Search the data for the word "name" and copy every line that contains it.

* * * * * * * * *

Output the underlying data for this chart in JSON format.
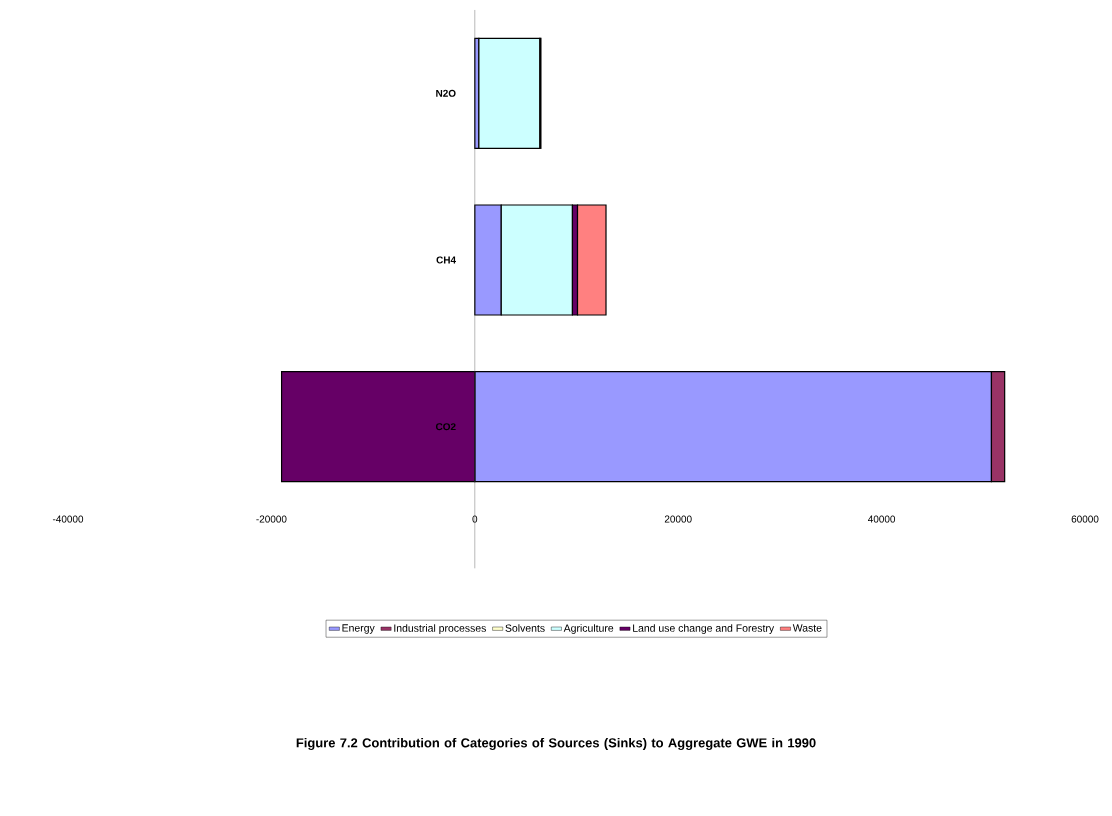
{
  "chart_data": {
    "type": "bar",
    "orientation": "horizontal",
    "stacked": true,
    "title": "Figure 7.2 Contribution of Categories of Sources (Sinks) to Aggregate GWE in 1990",
    "categories": [
      "N2O",
      "CH4",
      "CO2"
    ],
    "series": [
      {
        "name": "Energy",
        "color": "#9999ff",
        "values": [
          400,
          2600,
          50800
        ]
      },
      {
        "name": "Industrial processes",
        "color": "#993366",
        "values": [
          null,
          null,
          1300
        ]
      },
      {
        "name": "Solvents",
        "color": "#ffffcc",
        "values": [
          null,
          0,
          0
        ]
      },
      {
        "name": "Agriculture",
        "color": "#ccffff",
        "values": [
          6000,
          7000,
          0
        ]
      },
      {
        "name": "Land use change and Forestry",
        "color": "#660066",
        "values": [
          0,
          500,
          -19000
        ]
      },
      {
        "name": "Waste",
        "color": "#ff8080",
        "values": [
          100,
          2800,
          0
        ]
      }
    ],
    "xlim": [
      -40000,
      60000
    ],
    "xticks": [
      -40000,
      -20000,
      0,
      20000,
      40000,
      60000
    ],
    "legend": "bottom",
    "grid": false
  }
}
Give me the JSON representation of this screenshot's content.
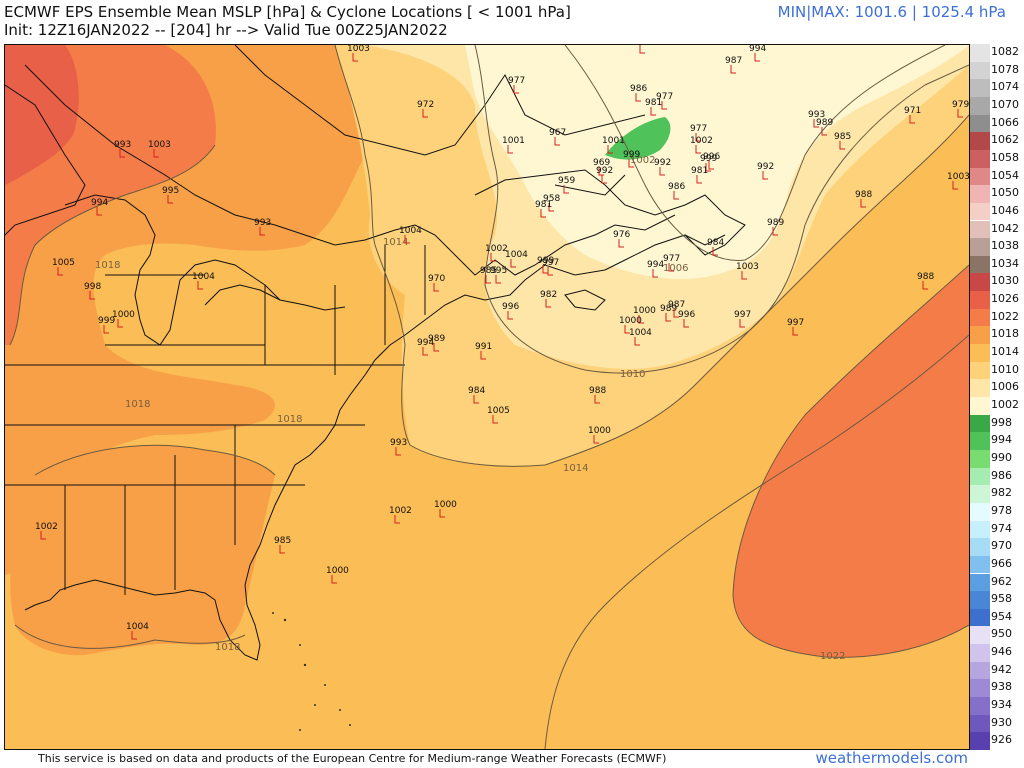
{
  "header": {
    "title_line1": "ECMWF EPS Ensemble Mean MSLP [hPa] & Cyclone Locations [ < 1001 hPa]",
    "title_line2": "Init: 12Z16JAN2022 -- [204] hr --> Valid Tue 00Z25JAN2022",
    "minmax": "MIN|MAX: 1001.6 | 1025.4 hPa"
  },
  "footer": {
    "credit": "This service is based on data and products of the European Centre for Medium-range Weather Forecasts (ECMWF)",
    "brand": "weathermodels.com"
  },
  "colorbar": [
    {
      "label": "1082",
      "color": "#e4e4e4"
    },
    {
      "label": "1078",
      "color": "#d3d3d3"
    },
    {
      "label": "1074",
      "color": "#bdbdbd"
    },
    {
      "label": "1070",
      "color": "#a8a8a8"
    },
    {
      "label": "1066",
      "color": "#8e8e8e"
    },
    {
      "label": "1062",
      "color": "#b24848"
    },
    {
      "label": "1058",
      "color": "#cc6060"
    },
    {
      "label": "1054",
      "color": "#e08888"
    },
    {
      "label": "1050",
      "color": "#f0b4b4"
    },
    {
      "label": "1046",
      "color": "#f4cfc8"
    },
    {
      "label": "1042",
      "color": "#e0c0b8"
    },
    {
      "label": "1038",
      "color": "#b8a098"
    },
    {
      "label": "1034",
      "color": "#8a7468"
    },
    {
      "label": "1030",
      "color": "#c84848"
    },
    {
      "label": "1026",
      "color": "#e86048"
    },
    {
      "label": "1022",
      "color": "#f47c48"
    },
    {
      "label": "1018",
      "color": "#f8a048"
    },
    {
      "label": "1014",
      "color": "#fbbd55"
    },
    {
      "label": "1010",
      "color": "#fdd27a"
    },
    {
      "label": "1006",
      "color": "#fee6a8"
    },
    {
      "label": "1002",
      "color": "#fff7d2"
    },
    {
      "label": "998",
      "color": "#3aa846"
    },
    {
      "label": "994",
      "color": "#50c25a"
    },
    {
      "label": "990",
      "color": "#78dc70"
    },
    {
      "label": "986",
      "color": "#a4ecb0"
    },
    {
      "label": "982",
      "color": "#cdf6d6"
    },
    {
      "label": "978",
      "color": "#e4fbff"
    },
    {
      "label": "974",
      "color": "#c8f0fc"
    },
    {
      "label": "970",
      "color": "#a6dcf6"
    },
    {
      "label": "966",
      "color": "#80c0ee"
    },
    {
      "label": "962",
      "color": "#5c9ee2"
    },
    {
      "label": "958",
      "color": "#4a86d6"
    },
    {
      "label": "954",
      "color": "#3d6fcc"
    },
    {
      "label": "950",
      "color": "#e8e0f4"
    },
    {
      "label": "946",
      "color": "#d0c4ec"
    },
    {
      "label": "942",
      "color": "#b6a6e0"
    },
    {
      "label": "938",
      "color": "#9c8ad4"
    },
    {
      "label": "934",
      "color": "#8470c8"
    },
    {
      "label": "930",
      "color": "#6e58bc"
    },
    {
      "label": "926",
      "color": "#5840ae"
    }
  ],
  "isobar_labels": [
    "1018",
    "1018",
    "1018",
    "1018",
    "1014",
    "1014",
    "1010",
    "1006",
    "1002",
    "1022"
  ],
  "cyclones": [
    {
      "v": "1003"
    },
    {
      "v": "985"
    },
    {
      "v": "994"
    },
    {
      "v": "987"
    },
    {
      "v": "977"
    },
    {
      "v": "986"
    },
    {
      "v": "981"
    },
    {
      "v": "977"
    },
    {
      "v": "972"
    },
    {
      "v": "993"
    },
    {
      "v": "989"
    },
    {
      "v": "985"
    },
    {
      "v": "971"
    },
    {
      "v": "979"
    },
    {
      "v": "1001"
    },
    {
      "v": "967"
    },
    {
      "v": "1001"
    },
    {
      "v": "999"
    },
    {
      "v": "969"
    },
    {
      "v": "992"
    },
    {
      "v": "992"
    },
    {
      "v": "977"
    },
    {
      "v": "1002"
    },
    {
      "v": "999"
    },
    {
      "v": "981"
    },
    {
      "v": "996"
    },
    {
      "v": "986"
    },
    {
      "v": "992"
    },
    {
      "v": "1003"
    },
    {
      "v": "993"
    },
    {
      "v": "1003"
    },
    {
      "v": "995"
    },
    {
      "v": "994"
    },
    {
      "v": "993"
    },
    {
      "v": "959"
    },
    {
      "v": "958"
    },
    {
      "v": "981"
    },
    {
      "v": "988"
    },
    {
      "v": "1004"
    },
    {
      "v": "976"
    },
    {
      "v": "989"
    },
    {
      "v": "984"
    },
    {
      "v": "1004"
    },
    {
      "v": "1002"
    },
    {
      "v": "995"
    },
    {
      "v": "997"
    },
    {
      "v": "998"
    },
    {
      "v": "1005"
    },
    {
      "v": "999"
    },
    {
      "v": "1000"
    },
    {
      "v": "1004"
    },
    {
      "v": "970"
    },
    {
      "v": "985"
    },
    {
      "v": "999"
    },
    {
      "v": "994"
    },
    {
      "v": "977"
    },
    {
      "v": "996"
    },
    {
      "v": "982"
    },
    {
      "v": "1003"
    },
    {
      "v": "988"
    },
    {
      "v": "989"
    },
    {
      "v": "987"
    },
    {
      "v": "996"
    },
    {
      "v": "1000"
    },
    {
      "v": "1000"
    },
    {
      "v": "1004"
    },
    {
      "v": "997"
    },
    {
      "v": "997"
    },
    {
      "v": "994"
    },
    {
      "v": "989"
    },
    {
      "v": "991"
    },
    {
      "v": "984"
    },
    {
      "v": "1005"
    },
    {
      "v": "988"
    },
    {
      "v": "1000"
    },
    {
      "v": "993"
    },
    {
      "v": "1000"
    },
    {
      "v": "1002"
    },
    {
      "v": "1000"
    },
    {
      "v": "985"
    },
    {
      "v": "1002"
    },
    {
      "v": "1004"
    }
  ]
}
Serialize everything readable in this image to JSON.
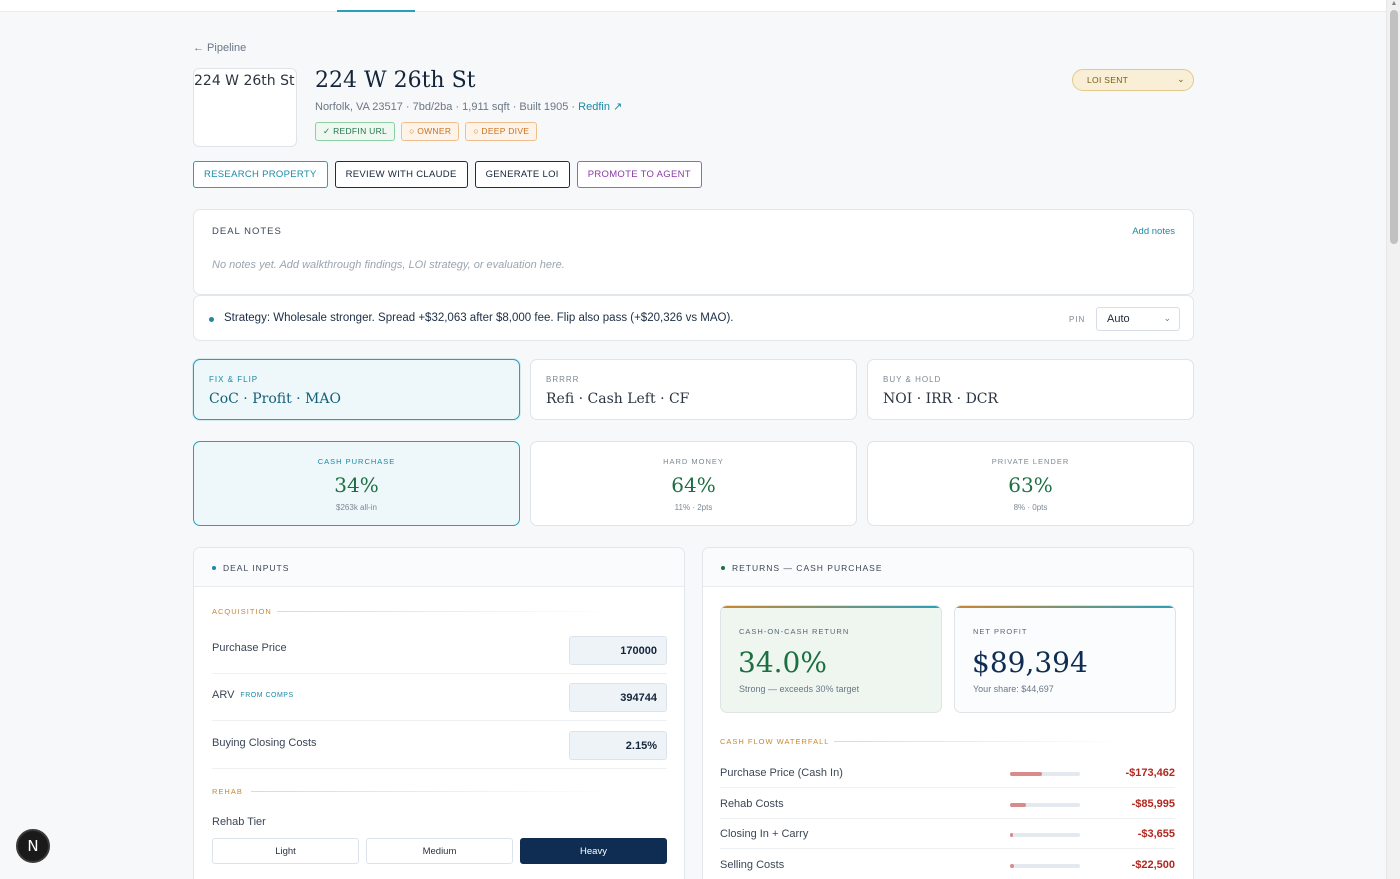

* * * * * * * * *

RIGHT ANSWER
        "name": "Energy",
        "name": "Industrial processes",
        "name": "Solvents",
        "name": "Agriculture",
        "name": "Land use change and Forestry",
        "name": "Waste",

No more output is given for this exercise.